#### TASK
Identify and copy all lines of the material where the string "document" is found.

#### ENTRIES SUPPLIED
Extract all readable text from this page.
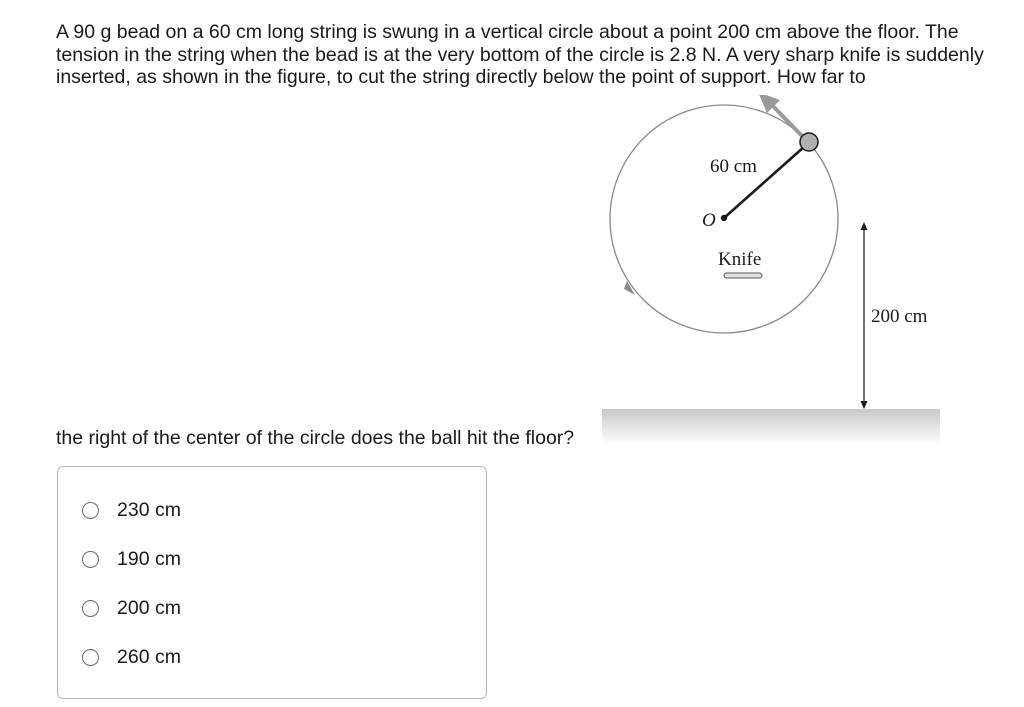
A 90 g bead on a 60 cm long string is swung in a vertical circle about a point 200 cm above the floor. The tension in the string when the bead is at the very bottom of the circle is 2.8 N. A very sharp knife is suddenly inserted, as shown in the figure, to cut the string directly below the point of support. How far to

60 cm
O
Knife
200 cm

the right of the center of the circle does the ball hit the floor?

230 cm
190 cm
200 cm
260 cm
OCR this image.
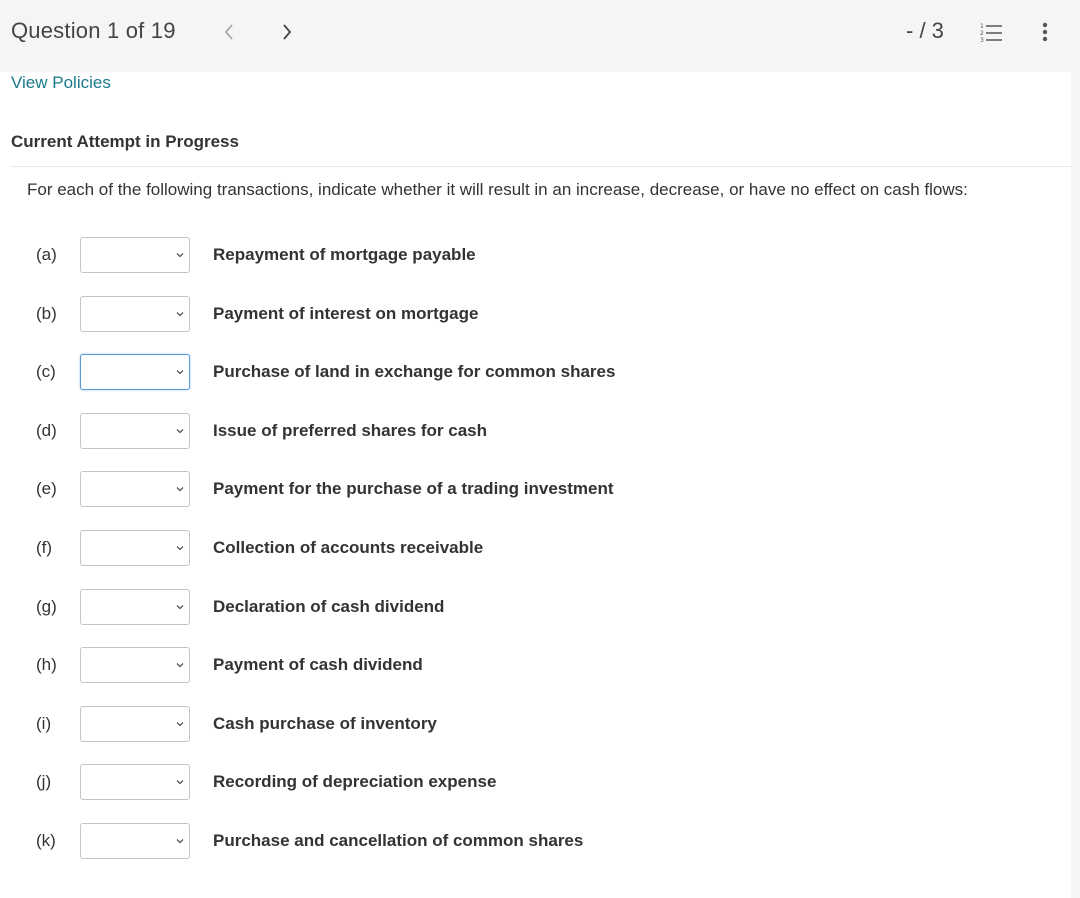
Question 1 of 19	- / 3	1
2
3
View Policies
Current Attempt in Progress
For each of the following transactions, indicate whether it will result in an increase, decrease, or have no effect on cash flows:
(a)	Repayment of mortgage payable
(b)	Payment of interest on mortgage
(c)	Purchase of land in exchange for common shares
(d)	Issue of preferred shares for cash
(e)	Payment for the purchase of a trading investment
(f)	Collection of accounts receivable
(g)	Declaration of cash dividend
(h)	Payment of cash dividend
(i)	Cash purchase of inventory
(j)	Recording of depreciation expense
(k)	Purchase and cancellation of common shares
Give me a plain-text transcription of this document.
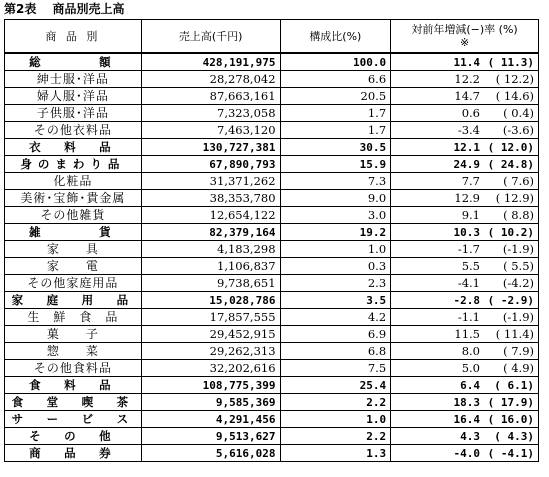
第2表　 商品別売上高
商 品 別	売上高(千円)	構成比(%)	対前年増減(−)率 (%)
※

総　　　額	428,191,975	100.0	11.4 ( 11.3)
紳士服･洋品	28,278,042	6.6	12.2 ( 12.2)
婦人服･洋品	87,663,161	20.5	14.7 ( 14.6)
子供服･洋品	7,323,058	1.7	0.6 ( 0.4)
その他衣料品	7,463,120	1.7	-3.4 (-3.6)
衣　料　品	130,727,381	30.5	12.1 ( 12.0)
身のまわり品	67,890,793	15.9	24.9 ( 24.8)
化粧品	31,371,262	7.3	7.7 ( 7.6)
美術･宝飾･貴金属	38,353,780	9.0	12.9 ( 12.9)
その他雑貨	12,654,122	3.0	9.1 ( 8.8)
雑　　　貨	82,379,164	19.2	10.3 ( 10.2)
家　　具	4,183,298	1.0	-1.7 (-1.9)
家　　電	1,106,837	0.3	5.5 ( 5.5)
その他家庭用品	9,738,651	2.3	-4.1 (-4.2)
家　庭　用　品	15,028,786	3.5	-2.8 ( -2.9)
生　鮮　食　品	17,857,555	4.2	-1.1 (-1.9)
菓　　子	29,452,915	6.9	11.5 ( 11.4)
惣　　菜	29,262,313	6.8	8.0 ( 7.9)
その他食料品	32,202,616	7.5	5.0 ( 4.9)
食　料　品	108,775,399	25.4	6.4 ( 6.1)
食　堂　喫　茶	9,585,369	2.2	18.3 ( 17.9)
サ　ー　ビ　ス	4,291,456	1.0	16.4 ( 16.0)
そ　の　他	9,513,627	2.2	4.3 ( 4.3)
商　品　券	5,616,028	1.3	-4.0 ( -4.1)
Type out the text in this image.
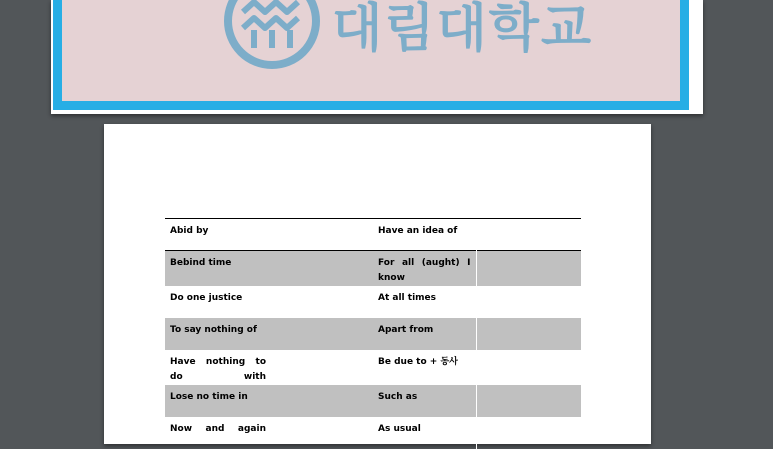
대림대학교
Abid by	Have an idea of	
Bebind time	For all (aught) I know	
Do one justice	At all times	
To say nothing of	Apart from	

Have nothing to do with	Be due to + 동사	
Lose no time in	Such as	

Now and again	As usual	
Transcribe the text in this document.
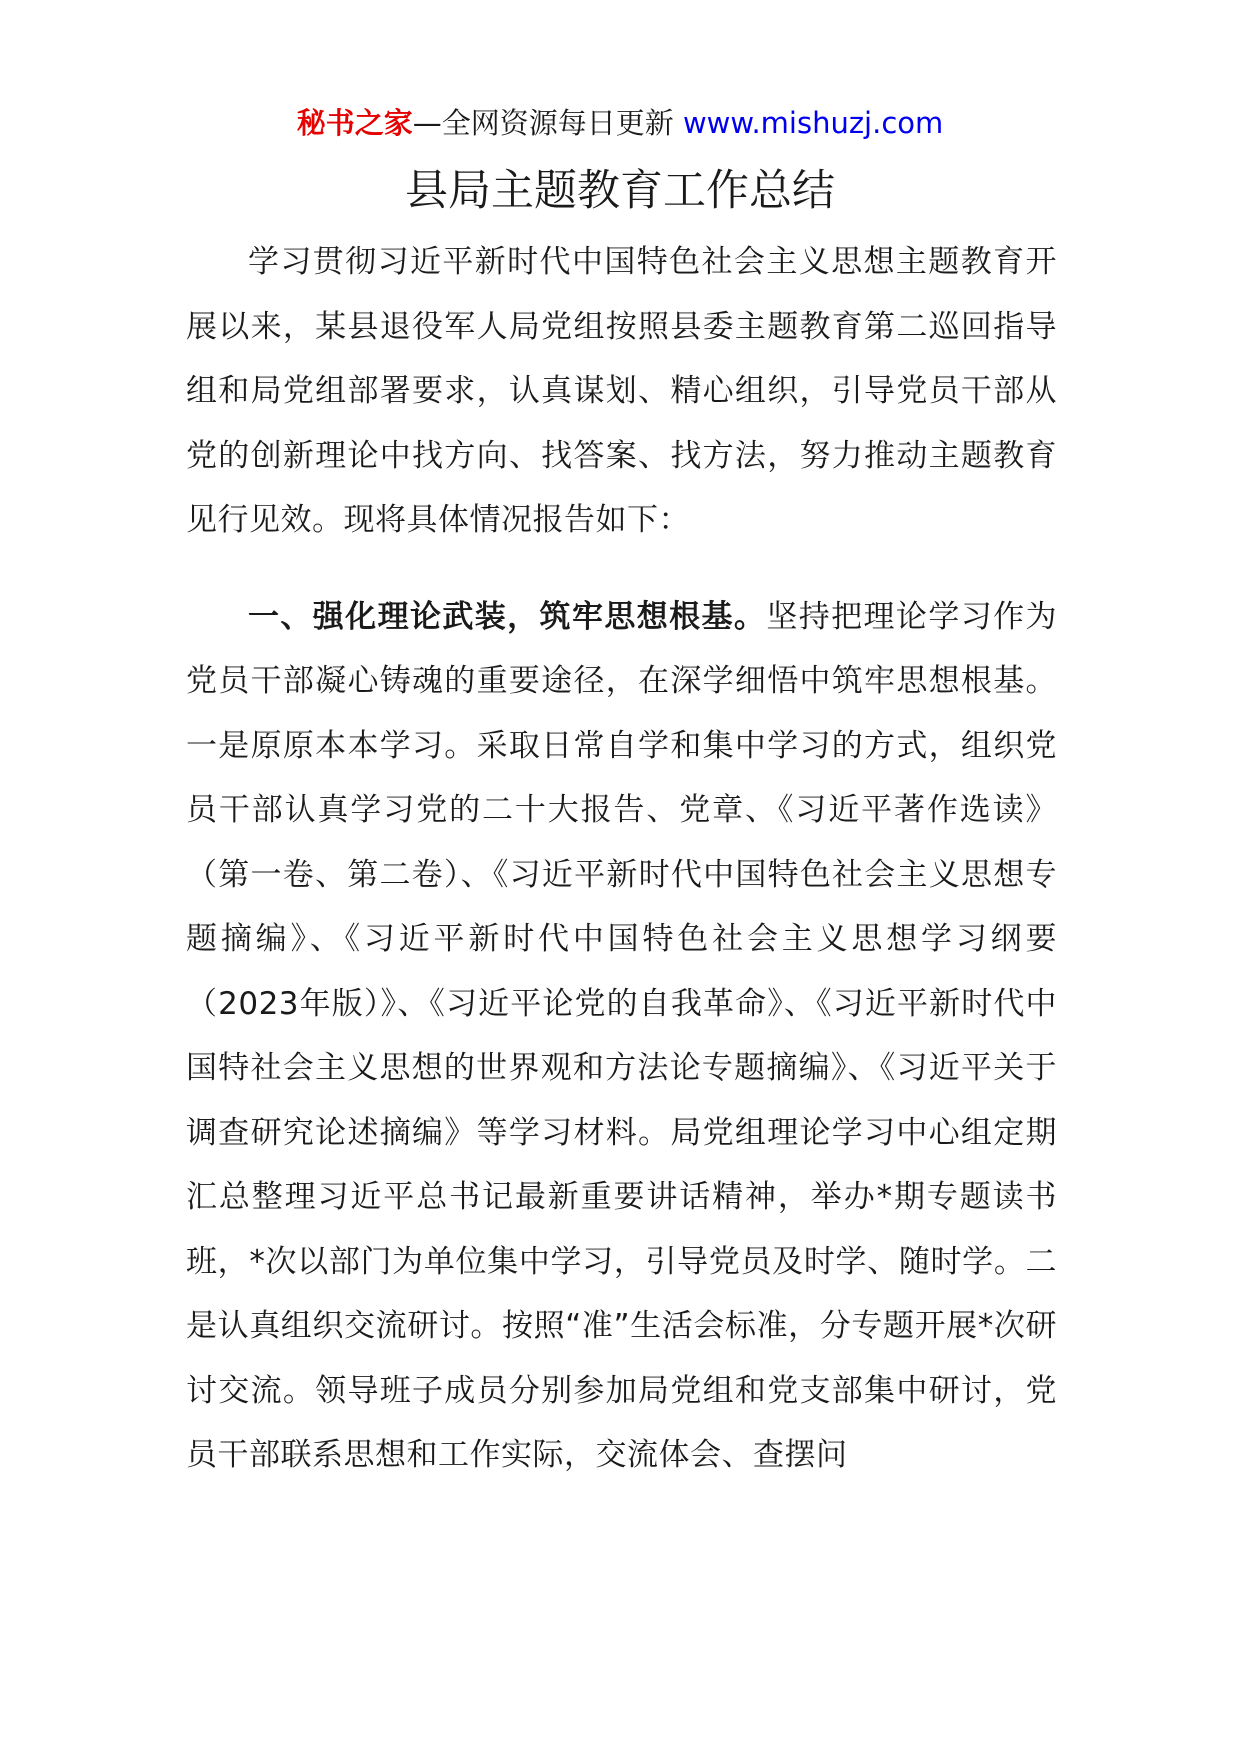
秘书之家—全网资源每日更新 www.mishuzj.com
县局主题教育工作总结

学习贯彻习近平新时代中国特色社会主义思想主题教育开展以来，某县退役军人局党组按照县委主题教育第二巡回指导组和局党组部署要求，认真谋划、精心组织，引导党员干部从党的创新理论中找方向、找答案、找方法，努力推动主题教育见行见效。现将具体情况报告如下：

一、强化理论武装，筑牢思想根基。坚持把理论学习作为党员干部凝心铸魂的重要途径，在深学细悟中筑牢思想根基。一是原原本本学习。采取日常自学和集中学习的方式，组织党员干部认真学习党的二十大报告、党章、《习近平著作选读》（第一卷、第二卷）、《习近平新时代中国特色社会主义思想专题摘编》、《习近平新时代中国特色社会主义思想学习纲要（2023年版）》、《习近平论党的自我革命》、《习近平新时代中国特社会主义思想的世界观和方法论专题摘编》、《习近平关于调查研究论述摘编》等学习材料。局党组理论学习中心组定期汇总整理习近平总书记最新重要讲话精神，举办*期专题读书班，*次以部门为单位集中学习，引导党员及时学、随时学。二是认真组织交流研讨。按照“准”生活会标准，分专题开展*次研讨交流。领导班子成员分别参加局党组和党支部集中研讨，党员干部联系思想和工作实际，交流体会、查摆问
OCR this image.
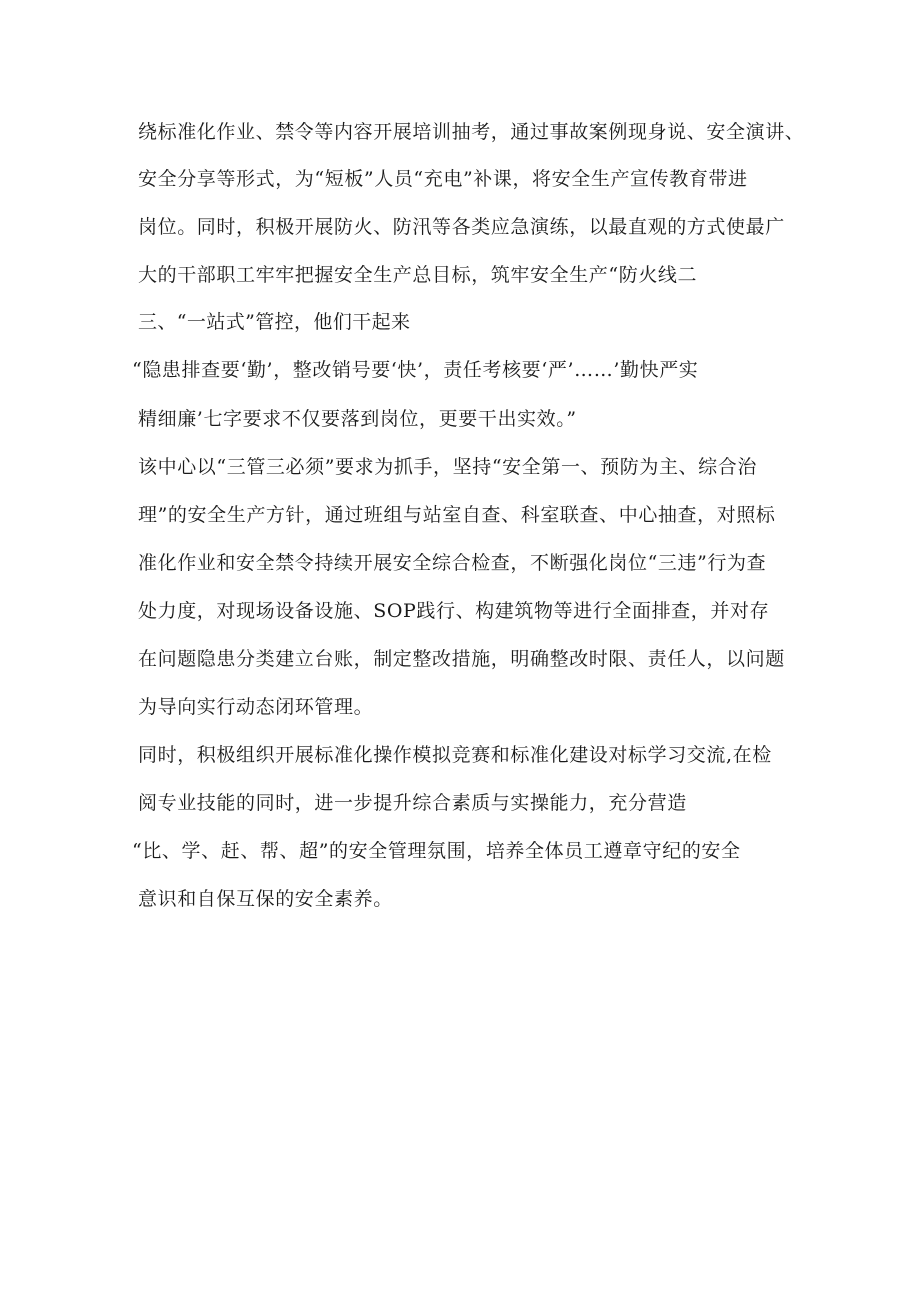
绕标准化作业、禁令等内容开展培训抽考，通过事故案例现身说、安全演讲、
安全分享等形式，为“短板”人员“充电”补课，将安全生产宣传教育带进
岗位。同时，积极开展防火、防汛等各类应急演练，以最直观的方式使最广
大的干部职工牢牢把握安全生产总目标，筑牢安全生产“防火线二
三、“一站式”管控，他们干起来
“隐患排查要‘勤’，整改销号要‘快’，责任考核要‘严’……’勤快严实
精细廉’七字要求不仅要落到岗位，更要干出实效。”
该中心以“三管三必须”要求为抓手，坚持“安全第一、预防为主、综合治
理”的安全生产方针，通过班组与站室自查、科室联查、中心抽查，对照标
准化作业和安全禁令持续开展安全综合检查，不断强化岗位“三违”行为查
处力度，对现场设备设施、SOP践行、构建筑物等进行全面排查，并对存
在问题隐患分类建立台账，制定整改措施，明确整改时限、责任人，以问题
为导向实行动态闭环管理。
同时，积极组织开展标准化操作模拟竞赛和标准化建设对标学习交流,在检
阅专业技能的同时，进一步提升综合素质与实操能力，充分营造
“比、学、赶、帮、超”的安全管理氛围，培养全体员工遵章守纪的安全
意识和自保互保的安全素养。
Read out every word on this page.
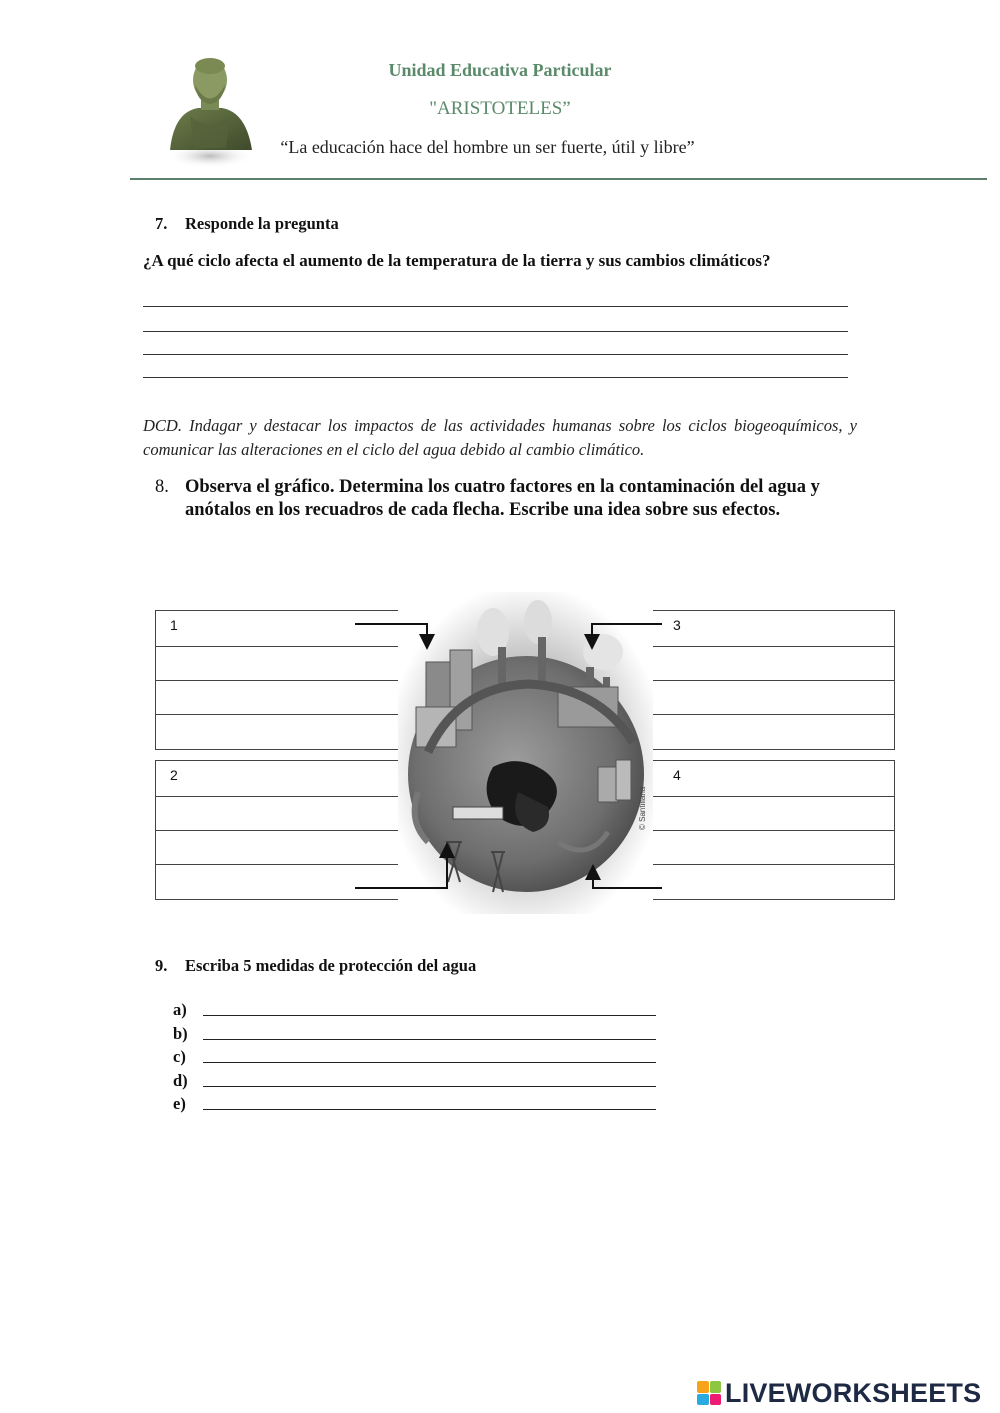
Unidad Educativa Particular
"ARISTOTELES”
“La educación hace del hombre un ser fuerte, útil y libre”
7. Responde la pregunta
¿A qué ciclo afecta el aumento de la temperatura de la tierra y sus cambios climáticos?
DCD. Indagar y destacar los impactos de las actividades humanas sobre los ciclos biogeoquímicos, y comunicar las alteraciones en el ciclo del agua debido al cambio climático.
8. Observa el gráfico. Determina los cuatro factores en la contaminación del agua y anótalos en los recuadros de cada flecha. Escribe una idea sobre sus efectos.
1
2
3
4
© Santillana
9. Escriba 5 medidas de protección del agua
a)
b)
c)
d)
e)
LIVEWORKSHEETS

#### WORKED ANSWER
Give me a plain-text transcription of this document.
Transcribe the text in this document.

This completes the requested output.